◆ **WHAT THE EXERCISE ASKS**
Return all of the entries exactly, with nothing added or left out.
>> begin DATASET
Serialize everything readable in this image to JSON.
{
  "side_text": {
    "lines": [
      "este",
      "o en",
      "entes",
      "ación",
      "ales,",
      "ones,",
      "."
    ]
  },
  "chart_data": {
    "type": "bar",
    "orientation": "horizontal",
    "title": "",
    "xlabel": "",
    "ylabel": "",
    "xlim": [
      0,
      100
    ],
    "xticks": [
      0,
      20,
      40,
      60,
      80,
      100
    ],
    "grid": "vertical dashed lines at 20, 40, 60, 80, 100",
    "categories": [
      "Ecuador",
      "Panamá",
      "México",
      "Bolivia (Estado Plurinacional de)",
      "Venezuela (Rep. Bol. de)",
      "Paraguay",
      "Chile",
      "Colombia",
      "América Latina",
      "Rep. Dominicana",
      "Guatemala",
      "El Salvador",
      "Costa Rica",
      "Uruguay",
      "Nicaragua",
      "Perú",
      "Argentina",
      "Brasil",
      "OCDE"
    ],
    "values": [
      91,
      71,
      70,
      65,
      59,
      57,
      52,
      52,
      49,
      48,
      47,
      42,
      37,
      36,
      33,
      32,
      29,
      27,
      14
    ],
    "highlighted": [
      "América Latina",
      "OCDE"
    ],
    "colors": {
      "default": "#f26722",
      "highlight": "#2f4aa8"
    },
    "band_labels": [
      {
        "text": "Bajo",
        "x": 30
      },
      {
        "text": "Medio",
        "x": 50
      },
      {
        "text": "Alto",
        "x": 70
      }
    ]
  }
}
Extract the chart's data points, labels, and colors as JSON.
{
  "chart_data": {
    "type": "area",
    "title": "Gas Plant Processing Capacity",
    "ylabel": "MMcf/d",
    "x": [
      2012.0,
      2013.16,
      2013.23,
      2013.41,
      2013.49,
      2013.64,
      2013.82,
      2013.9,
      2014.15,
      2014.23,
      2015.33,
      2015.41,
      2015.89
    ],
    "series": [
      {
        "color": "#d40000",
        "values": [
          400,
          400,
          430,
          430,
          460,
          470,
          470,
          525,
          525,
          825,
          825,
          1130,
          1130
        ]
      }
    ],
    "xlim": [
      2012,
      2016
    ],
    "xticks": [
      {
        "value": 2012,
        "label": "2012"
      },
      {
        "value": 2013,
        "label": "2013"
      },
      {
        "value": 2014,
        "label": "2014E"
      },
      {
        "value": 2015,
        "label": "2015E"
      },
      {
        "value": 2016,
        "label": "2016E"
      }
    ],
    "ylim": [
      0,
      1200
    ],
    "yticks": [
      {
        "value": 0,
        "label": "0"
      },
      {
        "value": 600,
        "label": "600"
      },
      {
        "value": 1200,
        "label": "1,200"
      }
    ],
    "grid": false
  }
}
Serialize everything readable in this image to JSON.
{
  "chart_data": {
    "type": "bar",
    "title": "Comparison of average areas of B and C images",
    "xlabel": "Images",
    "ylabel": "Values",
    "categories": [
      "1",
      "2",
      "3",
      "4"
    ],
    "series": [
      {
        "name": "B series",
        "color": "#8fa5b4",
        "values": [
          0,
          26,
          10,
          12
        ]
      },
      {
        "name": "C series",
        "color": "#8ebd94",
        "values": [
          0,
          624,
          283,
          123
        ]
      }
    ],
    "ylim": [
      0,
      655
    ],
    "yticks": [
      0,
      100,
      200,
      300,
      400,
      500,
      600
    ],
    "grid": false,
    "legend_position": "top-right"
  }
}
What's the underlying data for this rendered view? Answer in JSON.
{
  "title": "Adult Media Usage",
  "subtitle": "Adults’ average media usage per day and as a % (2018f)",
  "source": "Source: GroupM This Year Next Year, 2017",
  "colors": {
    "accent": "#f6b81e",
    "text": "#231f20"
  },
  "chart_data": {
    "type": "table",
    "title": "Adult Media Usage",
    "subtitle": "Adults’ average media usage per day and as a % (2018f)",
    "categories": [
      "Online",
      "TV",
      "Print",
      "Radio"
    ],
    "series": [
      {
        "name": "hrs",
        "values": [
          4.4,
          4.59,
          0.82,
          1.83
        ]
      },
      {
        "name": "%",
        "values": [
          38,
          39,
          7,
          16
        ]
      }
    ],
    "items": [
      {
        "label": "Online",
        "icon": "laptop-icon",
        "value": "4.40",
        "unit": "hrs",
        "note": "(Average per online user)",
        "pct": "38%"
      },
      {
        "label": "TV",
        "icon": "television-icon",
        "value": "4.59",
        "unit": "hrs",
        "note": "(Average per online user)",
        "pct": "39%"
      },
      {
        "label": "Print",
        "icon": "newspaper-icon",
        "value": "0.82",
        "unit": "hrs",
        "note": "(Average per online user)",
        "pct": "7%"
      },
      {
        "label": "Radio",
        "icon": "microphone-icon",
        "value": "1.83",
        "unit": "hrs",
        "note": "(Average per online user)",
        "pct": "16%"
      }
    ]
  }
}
>> end DATASET
◆ **EXPECTED OUTPUT**
Serialize everything readable in this image to JSON.
{
  "side_text": {
    "lines": [
      "este",
      "o en",
      "entes",
      "ación",
      "ales,",
      "ones,",
      "."
    ]
  },
  "chart_data": {
    "type": "bar",
    "orientation": "horizontal",
    "title": "",
    "xlabel": "",
    "ylabel": "",
    "xlim": [
      0,
      100
    ],
    "xticks": [
      0,
      20,
      40,
      60,
      80,
      100
    ],
    "grid": "vertical dashed lines at 20, 40, 60, 80, 100",
    "categories": [
      "Ecuador",
      "Panamá",
      "México",
      "Bolivia (Estado Plurinacional de)",
      "Venezuela (Rep. Bol. de)",
      "Paraguay",
      "Chile",
      "Colombia",
      "América Latina",
      "Rep. Dominicana",
      "Guatemala",
      "El Salvador",
      "Costa Rica",
      "Uruguay",
      "Nicaragua",
      "Perú",
      "Argentina",
      "Brasil",
      "OCDE"
    ],
    "values": [
      91,
      71,
      70,
      65,
      59,
      57,
      52,
      52,
      49,
      48,
      47,
      42,
      37,
      36,
      33,
      32,
      29,
      27,
      14
    ],
    "highlighted": [
      "América Latina",
      "OCDE"
    ],
    "colors": {
      "default": "#f26722",
      "highlight": "#2f4aa8"
    },
    "band_labels": [
      {
        "text": "Bajo",
        "x": 30
      },
      {
        "text": "Medio",
        "x": 50
      },
      {
        "text": "Alto",
        "x": 70
      }
    ]
  }
}
Extract the chart's data points, labels, and colors as JSON.
{
  "chart_data": {
    "type": "area",
    "title": "Gas Plant Processing Capacity",
    "ylabel": "MMcf/d",
    "x": [
      2012.0,
      2013.16,
      2013.23,
      2013.41,
      2013.49,
      2013.64,
      2013.82,
      2013.9,
      2014.15,
      2014.23,
      2015.33,
      2015.41,
      2015.89
    ],
    "series": [
      {
        "color": "#d40000",
        "values": [
          400,
          400,
          430,
          430,
          460,
          470,
          470,
          525,
          525,
          825,
          825,
          1130,
          1130
        ]
      }
    ],
    "xlim": [
      2012,
      2016
    ],
    "xticks": [
      {
        "value": 2012,
        "label": "2012"
      },
      {
        "value": 2013,
        "label": "2013"
      },
      {
        "value": 2014,
        "label": "2014E"
      },
      {
        "value": 2015,
        "label": "2015E"
      },
      {
        "value": 2016,
        "label": "2016E"
      }
    ],
    "ylim": [
      0,
      1200
    ],
    "yticks": [
      {
        "value": 0,
        "label": "0"
      },
      {
        "value": 600,
        "label": "600"
      },
      {
        "value": 1200,
        "label": "1,200"
      }
    ],
    "grid": false
  }
}
Serialize everything readable in this image to JSON.
{
  "chart_data": {
    "type": "bar",
    "title": "Comparison of average areas of B and C images",
    "xlabel": "Images",
    "ylabel": "Values",
    "categories": [
      "1",
      "2",
      "3",
      "4"
    ],
    "series": [
      {
        "name": "B series",
        "color": "#8fa5b4",
        "values": [
          0,
          26,
          10,
          12
        ]
      },
      {
        "name": "C series",
        "color": "#8ebd94",
        "values": [
          0,
          624,
          283,
          123
        ]
      }
    ],
    "ylim": [
      0,
      655
    ],
    "yticks": [
      0,
      100,
      200,
      300,
      400,
      500,
      600
    ],
    "grid": false,
    "legend_position": "top-right"
  }
}
What's the underlying data for this rendered view? Answer in JSON.
{
  "title": "Adult Media Usage",
  "subtitle": "Adults’ average media usage per day and as a % (2018f)",
  "source": "Source: GroupM This Year Next Year, 2017",
  "colors": {
    "accent": "#f6b81e",
    "text": "#231f20"
  },
  "chart_data": {
    "type": "table",
    "title": "Adult Media Usage",
    "subtitle": "Adults’ average media usage per day and as a % (2018f)",
    "categories": [
      "Online",
      "TV",
      "Print",
      "Radio"
    ],
    "series": [
      {
        "name": "hrs",
        "values": [
          4.4,
          4.59,
          0.82,
          1.83
        ]
      },
      {
        "name": "%",
        "values": [
          38,
          39,
          7,
          16
        ]
      }
    ],
    "items": [
      {
        "label": "Online",
        "icon": "laptop-icon",
        "value": "4.40",
        "unit": "hrs",
        "note": "(Average per online user)",
        "pct": "38%"
      },
      {
        "label": "TV",
        "icon": "television-icon",
        "value": "4.59",
        "unit": "hrs",
        "note": "(Average per online user)",
        "pct": "39%"
      },
      {
        "label": "Print",
        "icon": "newspaper-icon",
        "value": "0.82",
        "unit": "hrs",
        "note": "(Average per online user)",
        "pct": "7%"
      },
      {
        "label": "Radio",
        "icon": "microphone-icon",
        "value": "1.83",
        "unit": "hrs",
        "note": "(Average per online user)",
        "pct": "16%"
      }
    ]
  }
}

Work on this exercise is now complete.